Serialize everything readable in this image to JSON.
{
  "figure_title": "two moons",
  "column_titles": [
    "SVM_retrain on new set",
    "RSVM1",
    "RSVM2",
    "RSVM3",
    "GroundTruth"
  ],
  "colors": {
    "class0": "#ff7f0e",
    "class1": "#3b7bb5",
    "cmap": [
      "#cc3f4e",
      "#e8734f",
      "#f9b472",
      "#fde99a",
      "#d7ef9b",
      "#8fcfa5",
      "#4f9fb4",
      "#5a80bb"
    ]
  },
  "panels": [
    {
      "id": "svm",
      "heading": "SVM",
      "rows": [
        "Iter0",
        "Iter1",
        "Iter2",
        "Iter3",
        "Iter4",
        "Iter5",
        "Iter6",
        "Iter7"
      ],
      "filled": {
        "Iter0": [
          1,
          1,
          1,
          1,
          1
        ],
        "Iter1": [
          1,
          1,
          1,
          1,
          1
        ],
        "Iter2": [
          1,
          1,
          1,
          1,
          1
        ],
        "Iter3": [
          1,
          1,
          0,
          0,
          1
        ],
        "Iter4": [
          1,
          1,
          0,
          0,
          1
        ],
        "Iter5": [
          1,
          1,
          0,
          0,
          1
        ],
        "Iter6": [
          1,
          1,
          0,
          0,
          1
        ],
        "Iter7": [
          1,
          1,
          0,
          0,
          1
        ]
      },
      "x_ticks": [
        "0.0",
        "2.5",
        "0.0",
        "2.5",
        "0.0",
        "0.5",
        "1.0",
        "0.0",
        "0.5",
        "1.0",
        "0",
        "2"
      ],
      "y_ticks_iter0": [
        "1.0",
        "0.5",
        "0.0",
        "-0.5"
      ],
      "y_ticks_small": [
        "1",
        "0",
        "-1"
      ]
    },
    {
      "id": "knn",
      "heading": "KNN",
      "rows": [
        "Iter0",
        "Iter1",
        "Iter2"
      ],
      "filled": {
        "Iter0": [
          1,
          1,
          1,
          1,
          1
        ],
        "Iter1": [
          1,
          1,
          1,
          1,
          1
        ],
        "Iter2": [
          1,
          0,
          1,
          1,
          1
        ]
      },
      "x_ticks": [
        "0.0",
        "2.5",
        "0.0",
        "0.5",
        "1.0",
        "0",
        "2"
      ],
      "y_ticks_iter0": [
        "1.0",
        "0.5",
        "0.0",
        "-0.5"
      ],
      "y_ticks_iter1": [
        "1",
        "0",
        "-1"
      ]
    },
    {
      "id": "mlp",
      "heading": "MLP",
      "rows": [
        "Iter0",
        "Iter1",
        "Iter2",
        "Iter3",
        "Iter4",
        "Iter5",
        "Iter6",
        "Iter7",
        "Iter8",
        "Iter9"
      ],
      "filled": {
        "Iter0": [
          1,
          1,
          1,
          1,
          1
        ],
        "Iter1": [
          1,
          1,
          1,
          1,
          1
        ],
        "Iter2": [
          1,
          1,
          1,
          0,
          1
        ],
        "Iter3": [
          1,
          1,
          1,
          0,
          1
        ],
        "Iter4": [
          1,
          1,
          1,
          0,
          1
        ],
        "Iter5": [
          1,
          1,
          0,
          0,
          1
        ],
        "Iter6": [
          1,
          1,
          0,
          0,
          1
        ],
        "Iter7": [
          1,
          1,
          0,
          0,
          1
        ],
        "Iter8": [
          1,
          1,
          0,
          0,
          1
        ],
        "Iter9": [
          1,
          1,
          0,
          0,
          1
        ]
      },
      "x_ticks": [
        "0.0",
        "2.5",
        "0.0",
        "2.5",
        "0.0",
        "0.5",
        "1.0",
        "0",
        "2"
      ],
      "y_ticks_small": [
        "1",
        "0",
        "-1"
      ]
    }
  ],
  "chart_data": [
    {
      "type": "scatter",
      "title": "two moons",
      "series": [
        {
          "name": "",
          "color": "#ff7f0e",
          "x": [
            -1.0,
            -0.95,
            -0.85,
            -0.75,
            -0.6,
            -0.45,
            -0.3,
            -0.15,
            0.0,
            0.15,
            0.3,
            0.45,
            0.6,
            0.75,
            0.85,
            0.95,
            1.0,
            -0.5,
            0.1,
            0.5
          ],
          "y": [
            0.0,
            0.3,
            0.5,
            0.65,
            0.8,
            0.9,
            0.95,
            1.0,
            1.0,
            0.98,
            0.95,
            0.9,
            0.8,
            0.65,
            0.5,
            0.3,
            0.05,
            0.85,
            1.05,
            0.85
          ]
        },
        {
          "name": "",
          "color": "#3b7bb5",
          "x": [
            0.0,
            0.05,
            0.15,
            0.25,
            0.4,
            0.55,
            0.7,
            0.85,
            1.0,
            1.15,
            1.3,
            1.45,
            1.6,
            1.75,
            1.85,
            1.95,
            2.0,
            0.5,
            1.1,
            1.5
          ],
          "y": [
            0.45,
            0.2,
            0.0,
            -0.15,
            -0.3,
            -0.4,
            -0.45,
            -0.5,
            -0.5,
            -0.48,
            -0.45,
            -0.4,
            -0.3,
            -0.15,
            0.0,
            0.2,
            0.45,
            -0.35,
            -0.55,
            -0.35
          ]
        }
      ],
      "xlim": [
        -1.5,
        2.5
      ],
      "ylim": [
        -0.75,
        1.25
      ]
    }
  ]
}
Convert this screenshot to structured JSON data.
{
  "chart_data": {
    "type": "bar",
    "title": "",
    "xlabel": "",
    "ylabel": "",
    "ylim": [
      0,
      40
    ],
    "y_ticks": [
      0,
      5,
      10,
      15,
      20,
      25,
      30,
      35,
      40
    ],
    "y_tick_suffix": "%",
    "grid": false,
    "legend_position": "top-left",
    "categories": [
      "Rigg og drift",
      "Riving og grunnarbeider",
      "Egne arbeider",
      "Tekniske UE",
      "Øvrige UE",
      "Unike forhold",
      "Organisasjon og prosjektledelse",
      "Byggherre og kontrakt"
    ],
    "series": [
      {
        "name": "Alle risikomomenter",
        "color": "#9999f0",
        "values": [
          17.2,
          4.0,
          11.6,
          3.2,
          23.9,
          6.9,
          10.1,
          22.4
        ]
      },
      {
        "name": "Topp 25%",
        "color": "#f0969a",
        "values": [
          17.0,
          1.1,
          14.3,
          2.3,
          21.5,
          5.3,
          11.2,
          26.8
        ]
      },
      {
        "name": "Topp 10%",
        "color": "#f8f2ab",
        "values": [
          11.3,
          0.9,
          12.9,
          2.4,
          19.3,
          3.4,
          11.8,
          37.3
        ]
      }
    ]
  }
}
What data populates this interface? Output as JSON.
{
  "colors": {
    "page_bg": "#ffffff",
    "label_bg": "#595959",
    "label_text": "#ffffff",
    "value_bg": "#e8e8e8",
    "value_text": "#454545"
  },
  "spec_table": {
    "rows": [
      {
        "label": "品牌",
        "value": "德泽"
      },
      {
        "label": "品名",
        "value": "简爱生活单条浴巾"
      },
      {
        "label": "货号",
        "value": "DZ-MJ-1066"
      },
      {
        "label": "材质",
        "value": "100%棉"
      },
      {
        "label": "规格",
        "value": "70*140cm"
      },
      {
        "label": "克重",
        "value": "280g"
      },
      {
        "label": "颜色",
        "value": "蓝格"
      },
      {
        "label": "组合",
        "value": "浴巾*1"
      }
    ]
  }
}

◆ ◆ ◆ ◆

PROMPT:
From the records above, extract every entry verbatim.

WRITTEN REPLY:
Serialize everything readable in this image to JSON.
{
  "figure_title": "two moons",
  "column_titles": [
    "SVM_retrain on new set",
    "RSVM1",
    "RSVM2",
    "RSVM3",
    "GroundTruth"
  ],
  "colors": {
    "class0": "#ff7f0e",
    "class1": "#3b7bb5",
    "cmap": [
      "#cc3f4e",
      "#e8734f",
      "#f9b472",
      "#fde99a",
      "#d7ef9b",
      "#8fcfa5",
      "#4f9fb4",
      "#5a80bb"
    ]
  },
  "panels": [
    {
      "id": "svm",
      "heading": "SVM",
      "rows": [
        "Iter0",
        "Iter1",
        "Iter2",
        "Iter3",
        "Iter4",
        "Iter5",
        "Iter6",
        "Iter7"
      ],
      "filled": {
        "Iter0": [
          1,
          1,
          1,
          1,
          1
        ],
        "Iter1": [
          1,
          1,
          1,
          1,
          1
        ],
        "Iter2": [
          1,
          1,
          1,
          1,
          1
        ],
        "Iter3": [
          1,
          1,
          0,
          0,
          1
        ],
        "Iter4": [
          1,
          1,
          0,
          0,
          1
        ],
        "Iter5": [
          1,
          1,
          0,
          0,
          1
        ],
        "Iter6": [
          1,
          1,
          0,
          0,
          1
        ],
        "Iter7": [
          1,
          1,
          0,
          0,
          1
        ]
      },
      "x_ticks": [
        "0.0",
        "2.5",
        "0.0",
        "2.5",
        "0.0",
        "0.5",
        "1.0",
        "0.0",
        "0.5",
        "1.0",
        "0",
        "2"
      ],
      "y_ticks_iter0": [
        "1.0",
        "0.5",
        "0.0",
        "-0.5"
      ],
      "y_ticks_small": [
        "1",
        "0",
        "-1"
      ]
    },
    {
      "id": "knn",
      "heading": "KNN",
      "rows": [
        "Iter0",
        "Iter1",
        "Iter2"
      ],
      "filled": {
        "Iter0": [
          1,
          1,
          1,
          1,
          1
        ],
        "Iter1": [
          1,
          1,
          1,
          1,
          1
        ],
        "Iter2": [
          1,
          0,
          1,
          1,
          1
        ]
      },
      "x_ticks": [
        "0.0",
        "2.5",
        "0.0",
        "0.5",
        "1.0",
        "0",
        "2"
      ],
      "y_ticks_iter0": [
        "1.0",
        "0.5",
        "0.0",
        "-0.5"
      ],
      "y_ticks_iter1": [
        "1",
        "0",
        "-1"
      ]
    },
    {
      "id": "mlp",
      "heading": "MLP",
      "rows": [
        "Iter0",
        "Iter1",
        "Iter2",
        "Iter3",
        "Iter4",
        "Iter5",
        "Iter6",
        "Iter7",
        "Iter8",
        "Iter9"
      ],
      "filled": {
        "Iter0": [
          1,
          1,
          1,
          1,
          1
        ],
        "Iter1": [
          1,
          1,
          1,
          1,
          1
        ],
        "Iter2": [
          1,
          1,
          1,
          0,
          1
        ],
        "Iter3": [
          1,
          1,
          1,
          0,
          1
        ],
        "Iter4": [
          1,
          1,
          1,
          0,
          1
        ],
        "Iter5": [
          1,
          1,
          0,
          0,
          1
        ],
        "Iter6": [
          1,
          1,
          0,
          0,
          1
        ],
        "Iter7": [
          1,
          1,
          0,
          0,
          1
        ],
        "Iter8": [
          1,
          1,
          0,
          0,
          1
        ],
        "Iter9": [
          1,
          1,
          0,
          0,
          1
        ]
      },
      "x_ticks": [
        "0.0",
        "2.5",
        "0.0",
        "2.5",
        "0.0",
        "0.5",
        "1.0",
        "0",
        "2"
      ],
      "y_ticks_small": [
        "1",
        "0",
        "-1"
      ]
    }
  ],
  "chart_data": [
    {
      "type": "scatter",
      "title": "two moons",
      "series": [
        {
          "name": "",
          "color": "#ff7f0e",
          "x": [
            -1.0,
            -0.95,
            -0.85,
            -0.75,
            -0.6,
            -0.45,
            -0.3,
            -0.15,
            0.0,
            0.15,
            0.3,
            0.45,
            0.6,
            0.75,
            0.85,
            0.95,
            1.0,
            -0.5,
            0.1,
            0.5
          ],
          "y": [
            0.0,
            0.3,
            0.5,
            0.65,
            0.8,
            0.9,
            0.95,
            1.0,
            1.0,
            0.98,
            0.95,
            0.9,
            0.8,
            0.65,
            0.5,
            0.3,
            0.05,
            0.85,
            1.05,
            0.85
          ]
        },
        {
          "name": "",
          "color": "#3b7bb5",
          "x": [
            0.0,
            0.05,
            0.15,
            0.25,
            0.4,
            0.55,
            0.7,
            0.85,
            1.0,
            1.15,
            1.3,
            1.45,
            1.6,
            1.75,
            1.85,
            1.95,
            2.0,
            0.5,
            1.1,
            1.5
          ],
          "y": [
            0.45,
            0.2,
            0.0,
            -0.15,
            -0.3,
            -0.4,
            -0.45,
            -0.5,
            -0.5,
            -0.48,
            -0.45,
            -0.4,
            -0.3,
            -0.15,
            0.0,
            0.2,
            0.45,
            -0.35,
            -0.55,
            -0.35
          ]
        }
      ],
      "xlim": [
        -1.5,
        2.5
      ],
      "ylim": [
        -0.75,
        1.25
      ]
    }
  ]
}
Convert this screenshot to structured JSON data.
{
  "chart_data": {
    "type": "bar",
    "title": "",
    "xlabel": "",
    "ylabel": "",
    "ylim": [
      0,
      40
    ],
    "y_ticks": [
      0,
      5,
      10,
      15,
      20,
      25,
      30,
      35,
      40
    ],
    "y_tick_suffix": "%",
    "grid": false,
    "legend_position": "top-left",
    "categories": [
      "Rigg og drift",
      "Riving og grunnarbeider",
      "Egne arbeider",
      "Tekniske UE",
      "Øvrige UE",
      "Unike forhold",
      "Organisasjon og prosjektledelse",
      "Byggherre og kontrakt"
    ],
    "series": [
      {
        "name": "Alle risikomomenter",
        "color": "#9999f0",
        "values": [
          17.2,
          4.0,
          11.6,
          3.2,
          23.9,
          6.9,
          10.1,
          22.4
        ]
      },
      {
        "name": "Topp 25%",
        "color": "#f0969a",
        "values": [
          17.0,
          1.1,
          14.3,
          2.3,
          21.5,
          5.3,
          11.2,
          26.8
        ]
      },
      {
        "name": "Topp 10%",
        "color": "#f8f2ab",
        "values": [
          11.3,
          0.9,
          12.9,
          2.4,
          19.3,
          3.4,
          11.8,
          37.3
        ]
      }
    ]
  }
}
What data populates this interface? Output as JSON.
{
  "colors": {
    "page_bg": "#ffffff",
    "label_bg": "#595959",
    "label_text": "#ffffff",
    "value_bg": "#e8e8e8",
    "value_text": "#454545"
  },
  "spec_table": {
    "rows": [
      {
        "label": "品牌",
        "value": "德泽"
      },
      {
        "label": "品名",
        "value": "简爱生活单条浴巾"
      },
      {
        "label": "货号",
        "value": "DZ-MJ-1066"
      },
      {
        "label": "材质",
        "value": "100%棉"
      },
      {
        "label": "规格",
        "value": "70*140cm"
      },
      {
        "label": "克重",
        "value": "280g"
      },
      {
        "label": "颜色",
        "value": "蓝格"
      },
      {
        "label": "组合",
        "value": "浴巾*1"
      }
    ]
  }
}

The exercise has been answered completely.